## Required task:
Return the material below in full and exactly.

++++++++

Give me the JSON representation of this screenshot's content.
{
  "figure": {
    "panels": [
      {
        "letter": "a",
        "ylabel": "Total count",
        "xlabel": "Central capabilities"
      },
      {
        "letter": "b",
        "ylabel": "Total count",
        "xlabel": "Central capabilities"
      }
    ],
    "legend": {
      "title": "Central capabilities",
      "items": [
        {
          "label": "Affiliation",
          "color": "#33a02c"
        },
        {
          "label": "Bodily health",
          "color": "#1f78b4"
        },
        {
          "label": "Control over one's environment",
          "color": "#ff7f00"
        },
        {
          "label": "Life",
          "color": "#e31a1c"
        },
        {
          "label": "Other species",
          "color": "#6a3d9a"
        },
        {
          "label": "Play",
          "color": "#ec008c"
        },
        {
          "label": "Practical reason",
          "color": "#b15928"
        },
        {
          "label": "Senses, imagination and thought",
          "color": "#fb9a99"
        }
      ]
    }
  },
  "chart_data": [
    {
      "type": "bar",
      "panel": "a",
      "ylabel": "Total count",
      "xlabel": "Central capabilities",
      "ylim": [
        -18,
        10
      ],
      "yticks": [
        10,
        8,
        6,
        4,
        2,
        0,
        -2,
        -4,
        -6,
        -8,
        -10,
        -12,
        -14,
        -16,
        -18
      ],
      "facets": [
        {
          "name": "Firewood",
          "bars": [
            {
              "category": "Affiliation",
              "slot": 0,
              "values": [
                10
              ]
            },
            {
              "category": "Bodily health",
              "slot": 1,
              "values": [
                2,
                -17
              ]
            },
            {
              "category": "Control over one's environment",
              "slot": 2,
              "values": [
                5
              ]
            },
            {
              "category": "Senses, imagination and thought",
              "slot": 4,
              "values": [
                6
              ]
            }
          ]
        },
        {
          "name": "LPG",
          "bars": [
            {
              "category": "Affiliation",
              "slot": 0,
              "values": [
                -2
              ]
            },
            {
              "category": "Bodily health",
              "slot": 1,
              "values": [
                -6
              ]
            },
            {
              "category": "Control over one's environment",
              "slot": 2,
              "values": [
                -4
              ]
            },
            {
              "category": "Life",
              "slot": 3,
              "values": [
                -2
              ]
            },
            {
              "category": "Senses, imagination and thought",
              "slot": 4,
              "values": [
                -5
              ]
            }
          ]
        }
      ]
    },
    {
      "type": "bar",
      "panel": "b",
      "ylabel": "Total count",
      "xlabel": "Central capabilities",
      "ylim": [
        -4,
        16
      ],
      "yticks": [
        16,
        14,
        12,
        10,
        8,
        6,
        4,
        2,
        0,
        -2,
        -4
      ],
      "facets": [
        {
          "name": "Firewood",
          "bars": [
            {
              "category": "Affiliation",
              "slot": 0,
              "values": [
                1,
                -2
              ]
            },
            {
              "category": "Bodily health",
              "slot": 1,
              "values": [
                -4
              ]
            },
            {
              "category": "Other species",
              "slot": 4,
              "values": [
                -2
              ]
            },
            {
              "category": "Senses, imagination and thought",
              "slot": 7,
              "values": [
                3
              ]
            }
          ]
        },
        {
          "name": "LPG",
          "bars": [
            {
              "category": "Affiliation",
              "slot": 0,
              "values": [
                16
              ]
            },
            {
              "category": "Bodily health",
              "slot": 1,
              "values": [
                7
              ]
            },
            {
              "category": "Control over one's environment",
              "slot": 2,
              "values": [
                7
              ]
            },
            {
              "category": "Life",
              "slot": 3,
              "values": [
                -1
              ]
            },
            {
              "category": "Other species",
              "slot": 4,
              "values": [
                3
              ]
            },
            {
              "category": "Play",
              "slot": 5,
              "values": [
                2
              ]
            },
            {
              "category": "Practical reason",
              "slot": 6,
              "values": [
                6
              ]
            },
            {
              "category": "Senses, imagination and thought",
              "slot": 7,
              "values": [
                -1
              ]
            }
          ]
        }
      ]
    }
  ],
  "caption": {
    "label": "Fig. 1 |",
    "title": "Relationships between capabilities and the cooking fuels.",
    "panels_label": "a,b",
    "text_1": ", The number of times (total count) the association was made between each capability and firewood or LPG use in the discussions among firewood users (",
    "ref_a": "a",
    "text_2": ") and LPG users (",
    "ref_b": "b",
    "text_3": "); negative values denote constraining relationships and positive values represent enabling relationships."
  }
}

++++++++

## Output of the task:
Give me the JSON representation of this screenshot's content.
{
  "figure": {
    "panels": [
      {
        "letter": "a",
        "ylabel": "Total count",
        "xlabel": "Central capabilities"
      },
      {
        "letter": "b",
        "ylabel": "Total count",
        "xlabel": "Central capabilities"
      }
    ],
    "legend": {
      "title": "Central capabilities",
      "items": [
        {
          "label": "Affiliation",
          "color": "#33a02c"
        },
        {
          "label": "Bodily health",
          "color": "#1f78b4"
        },
        {
          "label": "Control over one's environment",
          "color": "#ff7f00"
        },
        {
          "label": "Life",
          "color": "#e31a1c"
        },
        {
          "label": "Other species",
          "color": "#6a3d9a"
        },
        {
          "label": "Play",
          "color": "#ec008c"
        },
        {
          "label": "Practical reason",
          "color": "#b15928"
        },
        {
          "label": "Senses, imagination and thought",
          "color": "#fb9a99"
        }
      ]
    }
  },
  "chart_data": [
    {
      "type": "bar",
      "panel": "a",
      "ylabel": "Total count",
      "xlabel": "Central capabilities",
      "ylim": [
        -18,
        10
      ],
      "yticks": [
        10,
        8,
        6,
        4,
        2,
        0,
        -2,
        -4,
        -6,
        -8,
        -10,
        -12,
        -14,
        -16,
        -18
      ],
      "facets": [
        {
          "name": "Firewood",
          "bars": [
            {
              "category": "Affiliation",
              "slot": 0,
              "values": [
                10
              ]
            },
            {
              "category": "Bodily health",
              "slot": 1,
              "values": [
                2,
                -17
              ]
            },
            {
              "category": "Control over one's environment",
              "slot": 2,
              "values": [
                5
              ]
            },
            {
              "category": "Senses, imagination and thought",
              "slot": 4,
              "values": [
                6
              ]
            }
          ]
        },
        {
          "name": "LPG",
          "bars": [
            {
              "category": "Affiliation",
              "slot": 0,
              "values": [
                -2
              ]
            },
            {
              "category": "Bodily health",
              "slot": 1,
              "values": [
                -6
              ]
            },
            {
              "category": "Control over one's environment",
              "slot": 2,
              "values": [
                -4
              ]
            },
            {
              "category": "Life",
              "slot": 3,
              "values": [
                -2
              ]
            },
            {
              "category": "Senses, imagination and thought",
              "slot": 4,
              "values": [
                -5
              ]
            }
          ]
        }
      ]
    },
    {
      "type": "bar",
      "panel": "b",
      "ylabel": "Total count",
      "xlabel": "Central capabilities",
      "ylim": [
        -4,
        16
      ],
      "yticks": [
        16,
        14,
        12,
        10,
        8,
        6,
        4,
        2,
        0,
        -2,
        -4
      ],
      "facets": [
        {
          "name": "Firewood",
          "bars": [
            {
              "category": "Affiliation",
              "slot": 0,
              "values": [
                1,
                -2
              ]
            },
            {
              "category": "Bodily health",
              "slot": 1,
              "values": [
                -4
              ]
            },
            {
              "category": "Other species",
              "slot": 4,
              "values": [
                -2
              ]
            },
            {
              "category": "Senses, imagination and thought",
              "slot": 7,
              "values": [
                3
              ]
            }
          ]
        },
        {
          "name": "LPG",
          "bars": [
            {
              "category": "Affiliation",
              "slot": 0,
              "values": [
                16
              ]
            },
            {
              "category": "Bodily health",
              "slot": 1,
              "values": [
                7
              ]
            },
            {
              "category": "Control over one's environment",
              "slot": 2,
              "values": [
                7
              ]
            },
            {
              "category": "Life",
              "slot": 3,
              "values": [
                -1
              ]
            },
            {
              "category": "Other species",
              "slot": 4,
              "values": [
                3
              ]
            },
            {
              "category": "Play",
              "slot": 5,
              "values": [
                2
              ]
            },
            {
              "category": "Practical reason",
              "slot": 6,
              "values": [
                6
              ]
            },
            {
              "category": "Senses, imagination and thought",
              "slot": 7,
              "values": [
                -1
              ]
            }
          ]
        }
      ]
    }
  ],
  "caption": {
    "label": "Fig. 1 |",
    "title": "Relationships between capabilities and the cooking fuels.",
    "panels_label": "a,b",
    "text_1": ", The number of times (total count) the association was made between each capability and firewood or LPG use in the discussions among firewood users (",
    "ref_a": "a",
    "text_2": ") and LPG users (",
    "ref_b": "b",
    "text_3": "); negative values denote constraining relationships and positive values represent enabling relationships."
  }
}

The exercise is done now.